* **Your goal**
Tally every line featuring "Window", then give that tally alone.

Recorded data
▼▼▼

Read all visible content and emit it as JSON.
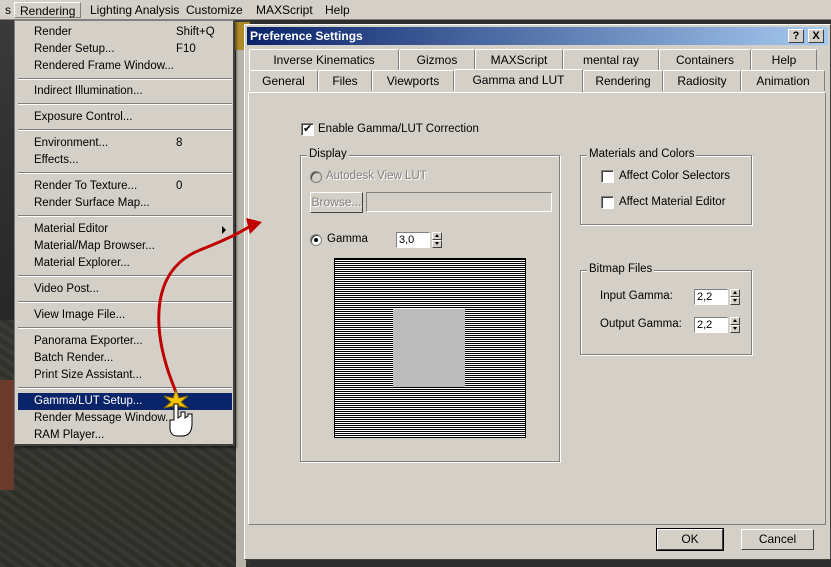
{
  "menubar": {
    "items": [
      {
        "label": "s"
      },
      {
        "label": "Rendering"
      },
      {
        "label": "Lighting Analysis"
      },
      {
        "label": "Customize"
      },
      {
        "label": "MAXScript"
      },
      {
        "label": "Help"
      }
    ]
  },
  "rendering_menu": {
    "items": [
      {
        "label": "Render",
        "shortcut": "Shift+Q"
      },
      {
        "label": "Render Setup...",
        "shortcut": "F10"
      },
      {
        "label": "Rendered Frame Window..."
      },
      {
        "label": "Indirect Illumination..."
      },
      {
        "label": "Exposure Control..."
      },
      {
        "label": "Environment...",
        "shortcut": "8"
      },
      {
        "label": "Effects..."
      },
      {
        "label": "Render To Texture...",
        "shortcut": "0"
      },
      {
        "label": "Render Surface Map..."
      },
      {
        "label": "Material Editor"
      },
      {
        "label": "Material/Map Browser..."
      },
      {
        "label": "Material Explorer..."
      },
      {
        "label": "Video Post..."
      },
      {
        "label": "View Image File..."
      },
      {
        "label": "Panorama Exporter..."
      },
      {
        "label": "Batch Render..."
      },
      {
        "label": "Print Size Assistant..."
      },
      {
        "label": "Gamma/LUT Setup..."
      },
      {
        "label": "Render Message Window..."
      },
      {
        "label": "RAM Player..."
      }
    ],
    "highlighted": "Gamma/LUT Setup..."
  },
  "dialog": {
    "title": "Preference Settings",
    "help_btn": "?",
    "close_btn": "X",
    "tabs_row1": [
      "Inverse Kinematics",
      "Gizmos",
      "MAXScript",
      "mental ray",
      "Containers",
      "Help"
    ],
    "tabs_row2": [
      "General",
      "Files",
      "Viewports",
      "Gamma and LUT",
      "Rendering",
      "Radiosity",
      "Animation"
    ],
    "active_tab": "Gamma and LUT",
    "enable_label": "Enable Gamma/LUT Correction",
    "enable_checked": true,
    "display": {
      "title": "Display",
      "autodesk_lut_label": "Autodesk View LUT",
      "browse_label": "Browse...",
      "browse_path": "",
      "gamma_label": "Gamma",
      "gamma_value": "3,0"
    },
    "materials": {
      "title": "Materials and Colors",
      "affect_color_selectors": "Affect Color Selectors",
      "affect_material_editor": "Affect Material Editor"
    },
    "bitmap": {
      "title": "Bitmap Files",
      "input_label": "Input Gamma:",
      "input_value": "2,2",
      "output_label": "Output Gamma:",
      "output_value": "2,2"
    },
    "ok_label": "OK",
    "cancel_label": "Cancel"
  },
  "colors": {
    "menu_highlight": "#0a246a",
    "title_bar_start": "#0a246a",
    "title_bar_end": "#a6caf0",
    "annotation_arrow": "#c00000"
  }
}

▲▲▲

* **Solution below**
2